▶ **DATASET RECORDS**
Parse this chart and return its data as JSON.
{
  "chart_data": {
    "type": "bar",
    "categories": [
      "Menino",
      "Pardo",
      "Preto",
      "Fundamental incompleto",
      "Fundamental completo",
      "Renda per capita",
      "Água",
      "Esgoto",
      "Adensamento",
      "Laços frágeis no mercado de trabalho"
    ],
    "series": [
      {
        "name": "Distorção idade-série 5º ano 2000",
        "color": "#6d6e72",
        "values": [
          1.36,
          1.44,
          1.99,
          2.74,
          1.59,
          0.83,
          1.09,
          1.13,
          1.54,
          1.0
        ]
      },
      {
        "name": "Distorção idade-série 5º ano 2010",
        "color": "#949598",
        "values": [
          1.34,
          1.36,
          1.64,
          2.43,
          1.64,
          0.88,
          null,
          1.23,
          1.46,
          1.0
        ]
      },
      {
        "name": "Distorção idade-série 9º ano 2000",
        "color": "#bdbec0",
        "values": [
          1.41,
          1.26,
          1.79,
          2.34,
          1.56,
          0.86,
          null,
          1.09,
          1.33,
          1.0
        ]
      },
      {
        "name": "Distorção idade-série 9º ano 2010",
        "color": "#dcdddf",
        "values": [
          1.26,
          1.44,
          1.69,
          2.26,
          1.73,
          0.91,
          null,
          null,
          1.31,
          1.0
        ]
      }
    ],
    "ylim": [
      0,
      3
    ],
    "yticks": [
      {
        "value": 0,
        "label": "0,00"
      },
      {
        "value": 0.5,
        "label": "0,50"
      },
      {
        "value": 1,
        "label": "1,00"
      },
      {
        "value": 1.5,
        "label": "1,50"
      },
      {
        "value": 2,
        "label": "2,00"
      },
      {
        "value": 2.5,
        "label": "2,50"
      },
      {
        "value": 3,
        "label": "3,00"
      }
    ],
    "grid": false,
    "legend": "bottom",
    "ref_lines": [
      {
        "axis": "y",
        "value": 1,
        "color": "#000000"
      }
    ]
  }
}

▶ **JOB**
Take the data above and return it exactly.

▶ **TASK SOLUTION**
Parse this chart and return its data as JSON.
{
  "chart_data": {
    "type": "bar",
    "categories": [
      "Menino",
      "Pardo",
      "Preto",
      "Fundamental incompleto",
      "Fundamental completo",
      "Renda per capita",
      "Água",
      "Esgoto",
      "Adensamento",
      "Laços frágeis no mercado de trabalho"
    ],
    "series": [
      {
        "name": "Distorção idade-série 5º ano 2000",
        "color": "#6d6e72",
        "values": [
          1.36,
          1.44,
          1.99,
          2.74,
          1.59,
          0.83,
          1.09,
          1.13,
          1.54,
          1.0
        ]
      },
      {
        "name": "Distorção idade-série 5º ano 2010",
        "color": "#949598",
        "values": [
          1.34,
          1.36,
          1.64,
          2.43,
          1.64,
          0.88,
          null,
          1.23,
          1.46,
          1.0
        ]
      },
      {
        "name": "Distorção idade-série 9º ano 2000",
        "color": "#bdbec0",
        "values": [
          1.41,
          1.26,
          1.79,
          2.34,
          1.56,
          0.86,
          null,
          1.09,
          1.33,
          1.0
        ]
      },
      {
        "name": "Distorção idade-série 9º ano 2010",
        "color": "#dcdddf",
        "values": [
          1.26,
          1.44,
          1.69,
          2.26,
          1.73,
          0.91,
          null,
          null,
          1.31,
          1.0
        ]
      }
    ],
    "ylim": [
      0,
      3
    ],
    "yticks": [
      {
        "value": 0,
        "label": "0,00"
      },
      {
        "value": 0.5,
        "label": "0,50"
      },
      {
        "value": 1,
        "label": "1,00"
      },
      {
        "value": 1.5,
        "label": "1,50"
      },
      {
        "value": 2,
        "label": "2,00"
      },
      {
        "value": 2.5,
        "label": "2,50"
      },
      {
        "value": 3,
        "label": "3,00"
      }
    ],
    "grid": false,
    "legend": "bottom",
    "ref_lines": [
      {
        "axis": "y",
        "value": 1,
        "color": "#000000"
      }
    ]
  }
}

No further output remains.